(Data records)
** START **

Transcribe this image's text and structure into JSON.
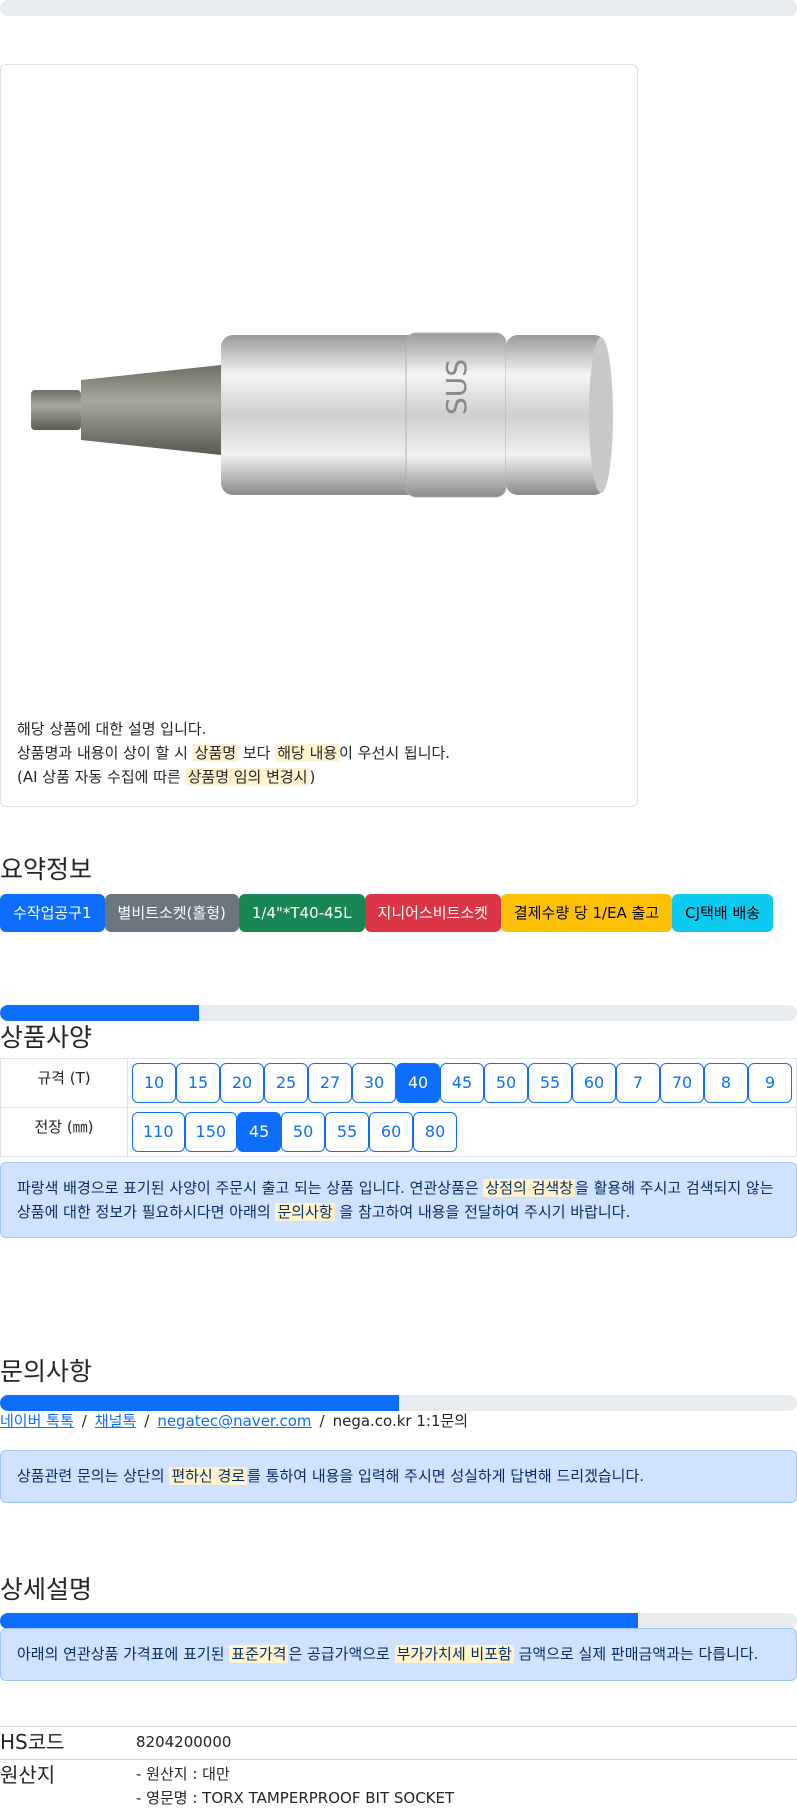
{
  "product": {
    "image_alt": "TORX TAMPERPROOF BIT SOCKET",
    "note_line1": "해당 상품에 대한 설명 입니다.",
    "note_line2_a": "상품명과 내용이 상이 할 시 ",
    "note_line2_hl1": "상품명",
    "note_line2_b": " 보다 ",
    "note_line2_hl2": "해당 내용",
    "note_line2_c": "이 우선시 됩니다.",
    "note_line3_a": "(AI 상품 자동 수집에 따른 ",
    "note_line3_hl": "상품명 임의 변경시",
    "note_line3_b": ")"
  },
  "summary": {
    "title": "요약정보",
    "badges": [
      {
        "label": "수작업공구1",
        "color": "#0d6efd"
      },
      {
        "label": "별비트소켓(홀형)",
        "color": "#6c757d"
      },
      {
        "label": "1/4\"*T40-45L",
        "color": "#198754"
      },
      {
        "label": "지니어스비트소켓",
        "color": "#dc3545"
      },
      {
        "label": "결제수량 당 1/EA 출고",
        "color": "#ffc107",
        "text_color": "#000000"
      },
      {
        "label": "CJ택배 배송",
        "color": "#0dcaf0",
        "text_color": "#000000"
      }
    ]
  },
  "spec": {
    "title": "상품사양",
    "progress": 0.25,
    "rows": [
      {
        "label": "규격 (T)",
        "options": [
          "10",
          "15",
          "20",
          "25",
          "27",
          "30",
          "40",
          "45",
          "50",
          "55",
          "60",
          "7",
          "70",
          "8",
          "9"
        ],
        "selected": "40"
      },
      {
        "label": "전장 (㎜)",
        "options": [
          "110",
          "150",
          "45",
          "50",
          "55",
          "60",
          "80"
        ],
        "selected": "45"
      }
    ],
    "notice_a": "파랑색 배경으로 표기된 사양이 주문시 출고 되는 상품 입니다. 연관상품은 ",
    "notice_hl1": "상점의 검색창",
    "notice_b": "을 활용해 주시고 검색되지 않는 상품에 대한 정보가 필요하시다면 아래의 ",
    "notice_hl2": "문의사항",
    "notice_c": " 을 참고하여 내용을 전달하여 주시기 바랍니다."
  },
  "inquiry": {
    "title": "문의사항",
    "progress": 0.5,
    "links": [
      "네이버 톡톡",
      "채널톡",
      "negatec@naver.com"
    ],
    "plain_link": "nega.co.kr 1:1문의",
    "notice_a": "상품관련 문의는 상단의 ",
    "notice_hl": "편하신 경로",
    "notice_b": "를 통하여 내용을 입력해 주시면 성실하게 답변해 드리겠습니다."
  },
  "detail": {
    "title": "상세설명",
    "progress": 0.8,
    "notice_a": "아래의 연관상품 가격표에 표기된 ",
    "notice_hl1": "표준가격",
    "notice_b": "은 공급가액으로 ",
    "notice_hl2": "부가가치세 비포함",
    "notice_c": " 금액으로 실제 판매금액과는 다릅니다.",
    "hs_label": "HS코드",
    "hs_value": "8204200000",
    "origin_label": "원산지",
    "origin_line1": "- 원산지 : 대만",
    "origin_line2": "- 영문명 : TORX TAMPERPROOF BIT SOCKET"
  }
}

** END **

**WORK TO COMPLETE**
Look above for every line with the word "TORX" and copy it.

**SOLUTION**
    "image_alt": "TORX TAMPERPROOF BIT SOCKET",
    "origin_line2": "- 영문명 : TORX TAMPERPROOF BIT SOCKET"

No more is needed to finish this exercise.